**WORK TO DO:** Extract all lines that hold "title" from the records below.

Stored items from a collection
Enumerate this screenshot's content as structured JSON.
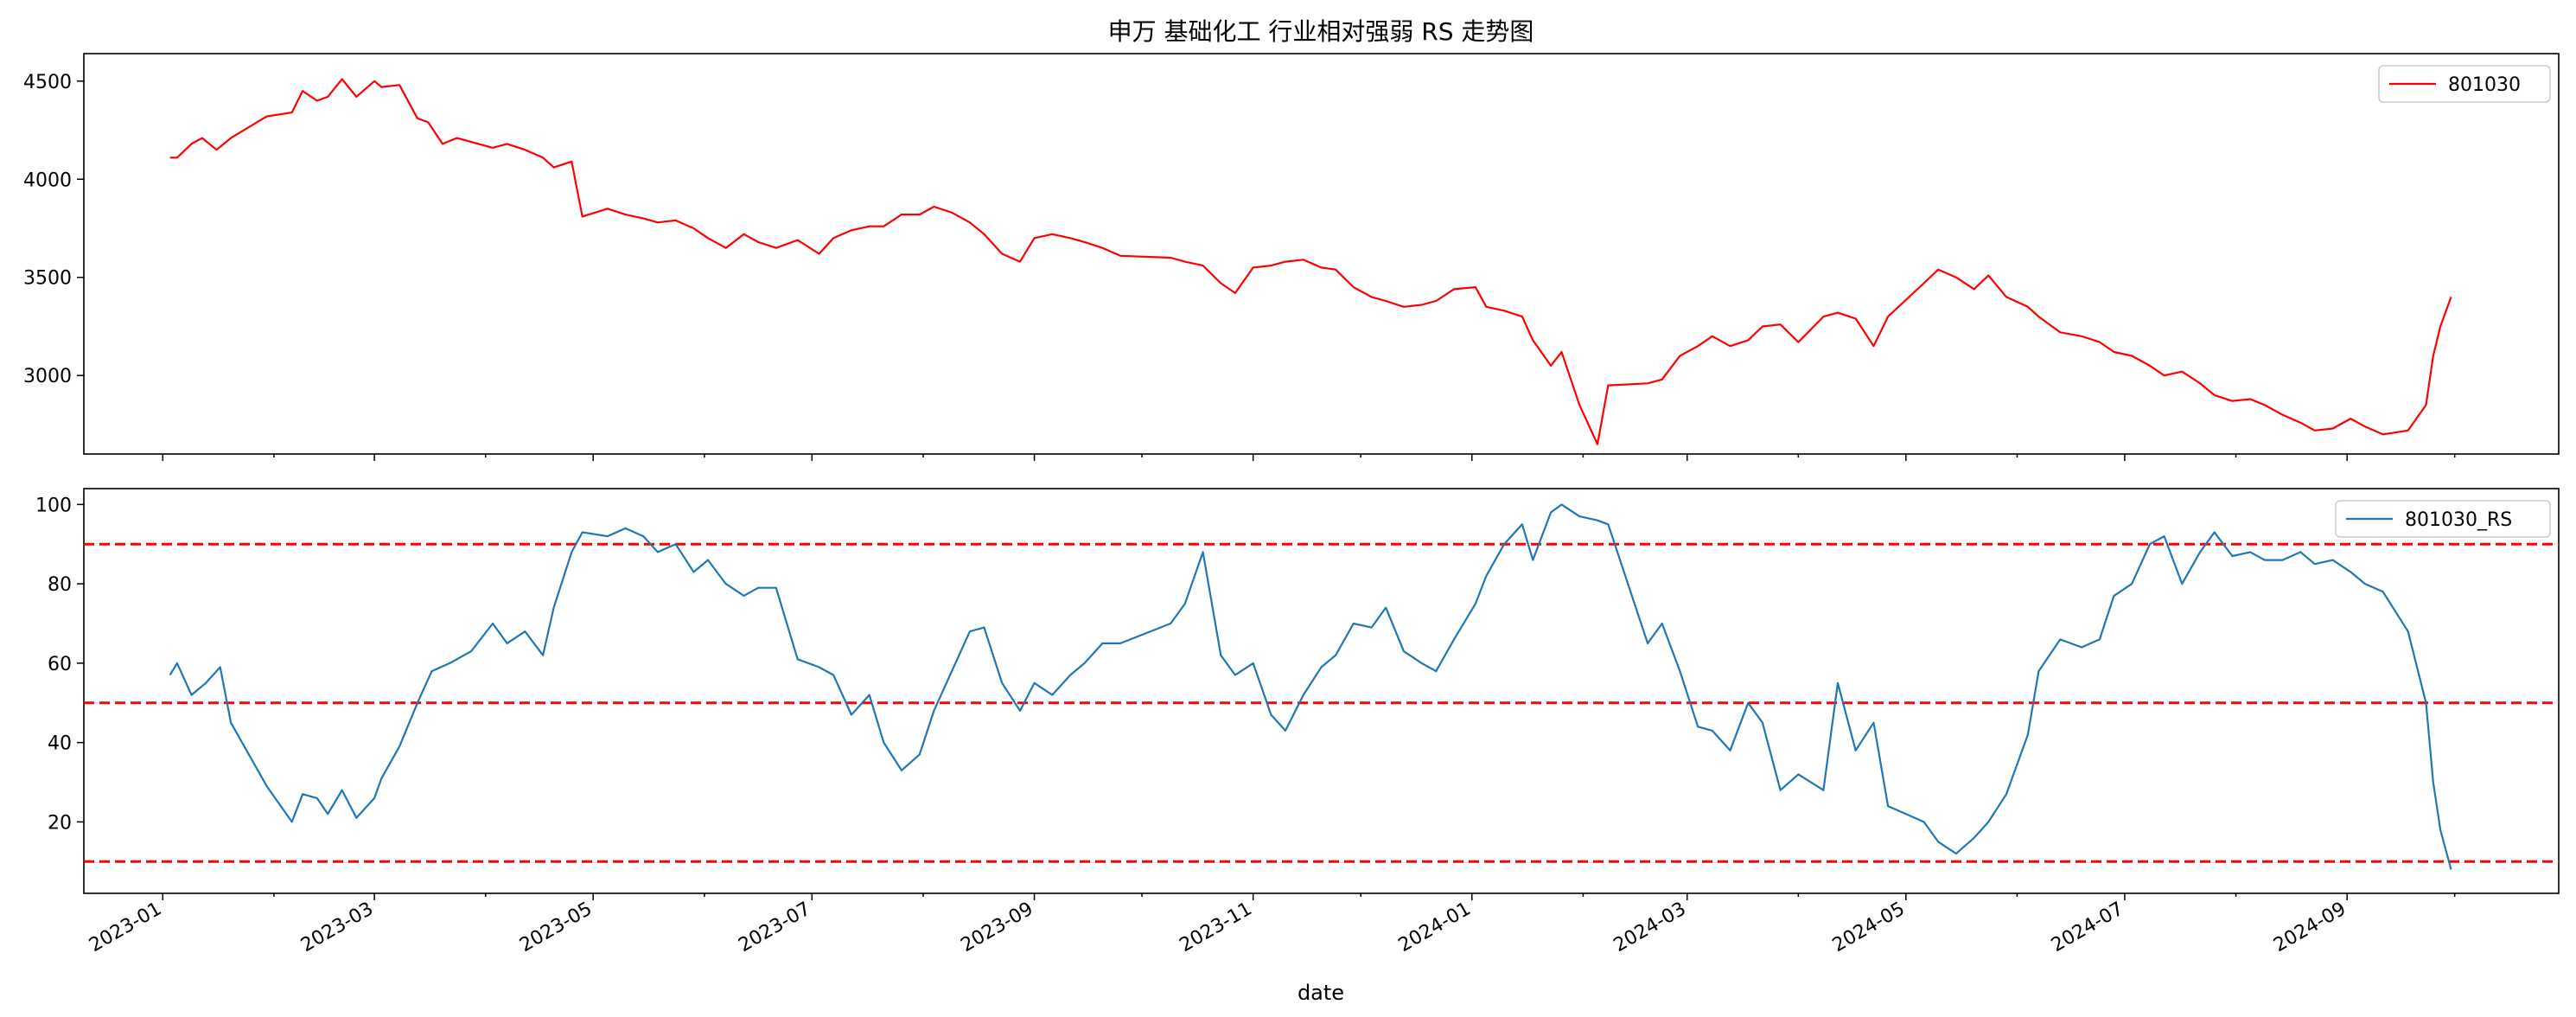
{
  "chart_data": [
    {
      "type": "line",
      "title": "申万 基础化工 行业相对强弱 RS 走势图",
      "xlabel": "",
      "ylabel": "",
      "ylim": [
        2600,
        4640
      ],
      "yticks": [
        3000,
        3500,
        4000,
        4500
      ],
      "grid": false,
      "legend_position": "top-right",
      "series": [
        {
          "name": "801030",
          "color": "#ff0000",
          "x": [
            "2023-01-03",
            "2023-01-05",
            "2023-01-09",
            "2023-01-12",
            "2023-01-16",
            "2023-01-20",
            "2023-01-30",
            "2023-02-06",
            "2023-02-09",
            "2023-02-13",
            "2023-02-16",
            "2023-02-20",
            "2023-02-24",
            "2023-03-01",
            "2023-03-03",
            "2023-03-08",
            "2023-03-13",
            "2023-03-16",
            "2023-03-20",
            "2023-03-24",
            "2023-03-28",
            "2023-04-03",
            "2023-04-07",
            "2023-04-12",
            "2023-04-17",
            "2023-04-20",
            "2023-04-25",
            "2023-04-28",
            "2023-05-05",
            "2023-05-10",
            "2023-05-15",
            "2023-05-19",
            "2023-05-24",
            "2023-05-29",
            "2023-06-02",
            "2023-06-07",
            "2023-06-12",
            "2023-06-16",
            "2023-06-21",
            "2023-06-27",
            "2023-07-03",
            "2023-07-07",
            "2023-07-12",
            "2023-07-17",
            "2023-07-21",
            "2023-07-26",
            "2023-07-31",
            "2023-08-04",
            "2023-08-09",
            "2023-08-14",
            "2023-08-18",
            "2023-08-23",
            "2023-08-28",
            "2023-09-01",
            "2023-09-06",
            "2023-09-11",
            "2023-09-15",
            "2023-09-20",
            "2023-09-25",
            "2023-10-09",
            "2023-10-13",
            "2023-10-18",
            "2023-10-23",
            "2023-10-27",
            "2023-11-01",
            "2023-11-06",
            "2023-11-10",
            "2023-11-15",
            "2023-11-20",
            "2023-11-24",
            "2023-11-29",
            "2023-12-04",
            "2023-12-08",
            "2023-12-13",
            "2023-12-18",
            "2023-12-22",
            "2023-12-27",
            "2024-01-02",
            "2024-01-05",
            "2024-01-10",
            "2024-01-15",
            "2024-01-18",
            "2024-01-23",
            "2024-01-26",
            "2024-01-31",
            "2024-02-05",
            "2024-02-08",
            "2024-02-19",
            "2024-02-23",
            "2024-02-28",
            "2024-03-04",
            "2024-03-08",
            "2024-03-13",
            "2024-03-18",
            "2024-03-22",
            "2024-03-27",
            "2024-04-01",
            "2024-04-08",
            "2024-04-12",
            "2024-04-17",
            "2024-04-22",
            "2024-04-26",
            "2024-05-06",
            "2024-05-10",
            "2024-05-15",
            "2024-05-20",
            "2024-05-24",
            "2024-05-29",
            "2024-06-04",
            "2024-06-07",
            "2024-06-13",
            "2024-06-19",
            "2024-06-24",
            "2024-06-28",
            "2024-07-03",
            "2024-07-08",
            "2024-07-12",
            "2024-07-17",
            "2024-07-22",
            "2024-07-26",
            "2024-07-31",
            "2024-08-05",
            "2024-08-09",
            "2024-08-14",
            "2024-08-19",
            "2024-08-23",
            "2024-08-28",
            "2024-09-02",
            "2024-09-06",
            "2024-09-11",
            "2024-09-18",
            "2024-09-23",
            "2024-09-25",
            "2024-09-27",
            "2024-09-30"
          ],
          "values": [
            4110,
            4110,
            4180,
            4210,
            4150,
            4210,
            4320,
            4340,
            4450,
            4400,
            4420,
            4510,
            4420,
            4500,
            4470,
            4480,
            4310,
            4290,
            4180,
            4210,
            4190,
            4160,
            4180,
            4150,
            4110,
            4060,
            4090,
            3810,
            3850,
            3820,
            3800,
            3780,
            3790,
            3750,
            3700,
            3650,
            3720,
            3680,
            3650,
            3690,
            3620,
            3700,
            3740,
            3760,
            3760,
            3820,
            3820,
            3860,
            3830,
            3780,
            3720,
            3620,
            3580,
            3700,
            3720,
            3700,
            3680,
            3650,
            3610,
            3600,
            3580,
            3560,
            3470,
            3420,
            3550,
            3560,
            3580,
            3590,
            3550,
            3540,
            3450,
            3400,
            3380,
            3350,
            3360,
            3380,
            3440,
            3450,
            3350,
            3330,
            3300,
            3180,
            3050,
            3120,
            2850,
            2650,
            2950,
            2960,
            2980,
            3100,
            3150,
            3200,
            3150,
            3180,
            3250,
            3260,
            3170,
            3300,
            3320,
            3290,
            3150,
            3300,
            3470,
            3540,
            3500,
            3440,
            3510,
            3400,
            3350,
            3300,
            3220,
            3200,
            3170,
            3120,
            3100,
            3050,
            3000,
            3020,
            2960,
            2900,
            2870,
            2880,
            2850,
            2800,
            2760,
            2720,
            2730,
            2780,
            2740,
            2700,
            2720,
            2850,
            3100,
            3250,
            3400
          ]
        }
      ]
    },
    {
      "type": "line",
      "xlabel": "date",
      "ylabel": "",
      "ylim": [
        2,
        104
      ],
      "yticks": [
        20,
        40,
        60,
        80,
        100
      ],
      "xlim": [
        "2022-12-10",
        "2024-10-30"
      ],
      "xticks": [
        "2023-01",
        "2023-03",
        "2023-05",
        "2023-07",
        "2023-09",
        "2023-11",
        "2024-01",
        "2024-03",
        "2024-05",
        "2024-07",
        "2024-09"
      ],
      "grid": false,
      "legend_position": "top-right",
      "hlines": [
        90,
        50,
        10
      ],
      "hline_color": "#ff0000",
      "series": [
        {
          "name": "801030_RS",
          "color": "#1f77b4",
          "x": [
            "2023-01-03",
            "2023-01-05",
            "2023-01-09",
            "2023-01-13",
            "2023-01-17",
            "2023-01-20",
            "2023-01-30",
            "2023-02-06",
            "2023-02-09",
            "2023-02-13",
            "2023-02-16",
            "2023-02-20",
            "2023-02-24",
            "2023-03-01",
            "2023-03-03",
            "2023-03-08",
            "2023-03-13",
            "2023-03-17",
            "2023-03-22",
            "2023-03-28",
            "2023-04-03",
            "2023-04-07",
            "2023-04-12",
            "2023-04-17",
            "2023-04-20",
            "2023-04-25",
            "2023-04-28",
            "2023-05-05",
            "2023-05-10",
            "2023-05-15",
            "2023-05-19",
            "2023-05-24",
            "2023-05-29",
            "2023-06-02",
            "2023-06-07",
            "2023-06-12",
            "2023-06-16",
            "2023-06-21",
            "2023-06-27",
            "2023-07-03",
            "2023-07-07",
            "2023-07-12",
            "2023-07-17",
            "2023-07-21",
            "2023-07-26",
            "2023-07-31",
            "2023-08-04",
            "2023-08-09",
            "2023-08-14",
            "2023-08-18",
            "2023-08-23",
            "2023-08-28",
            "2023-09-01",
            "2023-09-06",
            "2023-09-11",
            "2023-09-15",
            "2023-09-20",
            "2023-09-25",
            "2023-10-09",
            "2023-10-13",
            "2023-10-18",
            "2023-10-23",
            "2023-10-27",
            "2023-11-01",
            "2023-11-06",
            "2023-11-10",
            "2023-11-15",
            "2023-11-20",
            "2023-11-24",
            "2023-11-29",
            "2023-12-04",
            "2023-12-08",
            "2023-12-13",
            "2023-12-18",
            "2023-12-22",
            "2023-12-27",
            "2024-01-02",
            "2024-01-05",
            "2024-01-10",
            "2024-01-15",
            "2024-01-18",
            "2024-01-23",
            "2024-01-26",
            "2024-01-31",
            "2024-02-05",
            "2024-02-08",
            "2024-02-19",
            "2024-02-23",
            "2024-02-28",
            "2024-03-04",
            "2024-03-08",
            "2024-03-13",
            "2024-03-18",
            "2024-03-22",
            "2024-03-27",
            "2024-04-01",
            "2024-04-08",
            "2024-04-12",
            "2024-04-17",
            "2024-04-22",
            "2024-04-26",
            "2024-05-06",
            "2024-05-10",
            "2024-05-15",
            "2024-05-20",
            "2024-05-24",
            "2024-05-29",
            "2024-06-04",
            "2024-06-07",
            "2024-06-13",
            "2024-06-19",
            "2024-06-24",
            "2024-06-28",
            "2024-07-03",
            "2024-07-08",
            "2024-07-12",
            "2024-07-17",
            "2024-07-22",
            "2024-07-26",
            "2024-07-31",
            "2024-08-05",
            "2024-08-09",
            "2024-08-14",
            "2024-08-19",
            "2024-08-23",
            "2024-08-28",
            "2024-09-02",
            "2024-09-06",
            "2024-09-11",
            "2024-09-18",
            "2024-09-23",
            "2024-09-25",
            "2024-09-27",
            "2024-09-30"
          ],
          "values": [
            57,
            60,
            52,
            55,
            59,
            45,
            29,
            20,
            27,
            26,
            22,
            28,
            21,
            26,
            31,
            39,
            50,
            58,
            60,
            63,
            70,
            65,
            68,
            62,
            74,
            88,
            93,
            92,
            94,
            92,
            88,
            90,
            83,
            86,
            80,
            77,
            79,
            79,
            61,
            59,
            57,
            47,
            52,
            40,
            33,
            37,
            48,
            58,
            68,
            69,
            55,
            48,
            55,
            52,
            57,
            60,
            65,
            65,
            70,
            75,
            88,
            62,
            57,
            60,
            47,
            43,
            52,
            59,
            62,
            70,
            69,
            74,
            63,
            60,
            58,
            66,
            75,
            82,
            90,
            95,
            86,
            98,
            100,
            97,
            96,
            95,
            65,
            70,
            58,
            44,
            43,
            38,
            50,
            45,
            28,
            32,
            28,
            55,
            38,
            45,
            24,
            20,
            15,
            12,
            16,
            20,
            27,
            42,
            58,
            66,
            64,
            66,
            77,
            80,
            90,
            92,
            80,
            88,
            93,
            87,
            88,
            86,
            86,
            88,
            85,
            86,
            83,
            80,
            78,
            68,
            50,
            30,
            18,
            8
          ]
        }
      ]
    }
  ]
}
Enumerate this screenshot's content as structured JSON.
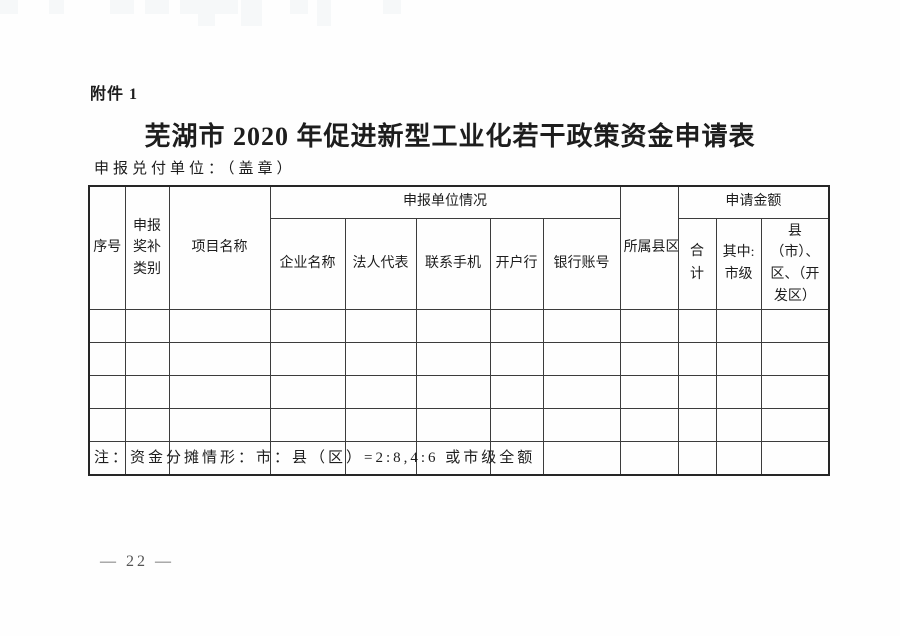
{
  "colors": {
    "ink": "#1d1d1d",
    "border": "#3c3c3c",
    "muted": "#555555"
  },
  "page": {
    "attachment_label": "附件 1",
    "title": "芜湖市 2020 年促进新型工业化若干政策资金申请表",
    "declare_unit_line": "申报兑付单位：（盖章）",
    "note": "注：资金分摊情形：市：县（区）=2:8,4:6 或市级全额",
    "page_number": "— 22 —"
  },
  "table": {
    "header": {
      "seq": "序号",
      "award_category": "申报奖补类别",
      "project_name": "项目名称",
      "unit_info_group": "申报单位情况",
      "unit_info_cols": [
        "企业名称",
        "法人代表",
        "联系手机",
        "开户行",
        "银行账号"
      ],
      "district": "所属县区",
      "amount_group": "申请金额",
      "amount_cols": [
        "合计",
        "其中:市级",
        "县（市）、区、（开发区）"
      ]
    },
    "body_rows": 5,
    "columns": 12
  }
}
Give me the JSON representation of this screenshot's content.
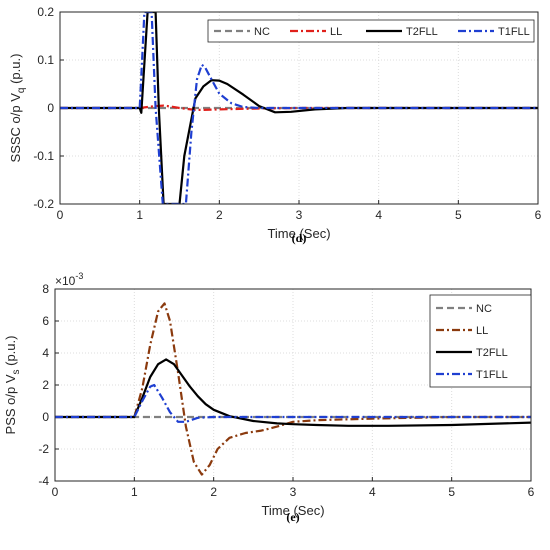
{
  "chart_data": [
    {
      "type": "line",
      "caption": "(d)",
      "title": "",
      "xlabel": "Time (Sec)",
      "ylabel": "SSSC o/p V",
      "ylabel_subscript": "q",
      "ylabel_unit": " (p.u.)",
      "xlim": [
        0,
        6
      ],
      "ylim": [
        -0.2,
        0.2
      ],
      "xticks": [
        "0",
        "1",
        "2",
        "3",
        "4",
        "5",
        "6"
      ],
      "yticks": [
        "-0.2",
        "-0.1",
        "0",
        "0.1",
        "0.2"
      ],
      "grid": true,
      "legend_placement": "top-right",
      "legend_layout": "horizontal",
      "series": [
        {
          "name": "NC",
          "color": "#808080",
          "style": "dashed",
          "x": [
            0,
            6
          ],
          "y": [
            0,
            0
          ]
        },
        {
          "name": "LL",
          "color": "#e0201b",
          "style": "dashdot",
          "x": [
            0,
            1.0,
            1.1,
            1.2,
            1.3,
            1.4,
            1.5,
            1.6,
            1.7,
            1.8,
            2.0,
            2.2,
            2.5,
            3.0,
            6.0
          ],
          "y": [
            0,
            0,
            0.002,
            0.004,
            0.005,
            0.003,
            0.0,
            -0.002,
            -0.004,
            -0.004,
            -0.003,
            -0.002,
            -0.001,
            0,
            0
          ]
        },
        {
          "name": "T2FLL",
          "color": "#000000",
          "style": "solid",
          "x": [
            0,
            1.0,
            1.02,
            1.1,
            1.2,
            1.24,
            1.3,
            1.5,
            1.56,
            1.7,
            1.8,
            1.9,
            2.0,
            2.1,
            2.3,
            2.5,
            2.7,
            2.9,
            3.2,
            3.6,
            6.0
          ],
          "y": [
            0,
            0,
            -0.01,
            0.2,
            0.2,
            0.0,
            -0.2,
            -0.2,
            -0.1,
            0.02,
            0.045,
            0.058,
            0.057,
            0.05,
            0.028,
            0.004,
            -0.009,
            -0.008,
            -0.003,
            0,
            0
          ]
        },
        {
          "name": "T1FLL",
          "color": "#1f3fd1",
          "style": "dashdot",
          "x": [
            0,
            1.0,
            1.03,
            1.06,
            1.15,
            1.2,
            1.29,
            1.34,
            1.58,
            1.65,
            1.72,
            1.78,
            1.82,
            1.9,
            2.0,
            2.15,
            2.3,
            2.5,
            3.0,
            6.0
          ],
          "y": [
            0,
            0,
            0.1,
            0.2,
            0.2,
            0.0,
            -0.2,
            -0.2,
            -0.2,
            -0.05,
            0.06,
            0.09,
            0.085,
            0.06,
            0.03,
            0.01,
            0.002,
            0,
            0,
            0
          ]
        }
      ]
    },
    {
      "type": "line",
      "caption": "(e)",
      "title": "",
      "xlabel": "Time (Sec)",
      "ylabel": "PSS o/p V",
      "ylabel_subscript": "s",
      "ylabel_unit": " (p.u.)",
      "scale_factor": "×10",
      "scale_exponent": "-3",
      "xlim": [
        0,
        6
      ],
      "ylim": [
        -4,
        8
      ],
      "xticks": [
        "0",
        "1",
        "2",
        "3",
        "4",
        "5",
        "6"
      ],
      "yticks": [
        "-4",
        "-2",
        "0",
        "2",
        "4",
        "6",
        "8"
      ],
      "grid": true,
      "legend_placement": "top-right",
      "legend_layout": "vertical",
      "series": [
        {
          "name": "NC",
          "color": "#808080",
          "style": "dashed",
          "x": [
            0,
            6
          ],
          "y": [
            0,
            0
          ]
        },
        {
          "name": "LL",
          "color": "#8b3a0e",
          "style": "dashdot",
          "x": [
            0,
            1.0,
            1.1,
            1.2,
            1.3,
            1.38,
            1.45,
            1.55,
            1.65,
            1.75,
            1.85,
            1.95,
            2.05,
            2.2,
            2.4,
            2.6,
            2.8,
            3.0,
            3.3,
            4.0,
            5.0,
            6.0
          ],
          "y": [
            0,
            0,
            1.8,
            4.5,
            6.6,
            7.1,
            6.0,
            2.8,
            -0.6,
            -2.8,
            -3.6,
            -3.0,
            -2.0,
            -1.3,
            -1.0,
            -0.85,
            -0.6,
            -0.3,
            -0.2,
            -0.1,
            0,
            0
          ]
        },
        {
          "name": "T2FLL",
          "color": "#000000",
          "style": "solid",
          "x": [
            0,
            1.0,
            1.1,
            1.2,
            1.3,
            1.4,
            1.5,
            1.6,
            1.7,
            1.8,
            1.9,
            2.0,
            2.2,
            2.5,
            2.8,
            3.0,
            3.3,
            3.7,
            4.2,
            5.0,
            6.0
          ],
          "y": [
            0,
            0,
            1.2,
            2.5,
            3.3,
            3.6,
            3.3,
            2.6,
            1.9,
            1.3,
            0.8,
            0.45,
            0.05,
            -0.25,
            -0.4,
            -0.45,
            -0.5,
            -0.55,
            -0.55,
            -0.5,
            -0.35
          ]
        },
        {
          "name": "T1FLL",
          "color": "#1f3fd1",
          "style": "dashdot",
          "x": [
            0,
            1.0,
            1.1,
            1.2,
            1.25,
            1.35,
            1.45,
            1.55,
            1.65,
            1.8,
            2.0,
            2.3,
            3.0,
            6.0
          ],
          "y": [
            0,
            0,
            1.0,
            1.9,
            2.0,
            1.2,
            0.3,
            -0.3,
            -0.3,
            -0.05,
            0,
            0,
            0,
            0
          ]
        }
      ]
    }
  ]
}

**RESULT:**
      "title": "申万 基础化工 行业相对强弱 RS 走势图",
    "title": "芜湖市 2020 年促进新型工业化若干政策资金申请表",
      "title": "",
      "title": "",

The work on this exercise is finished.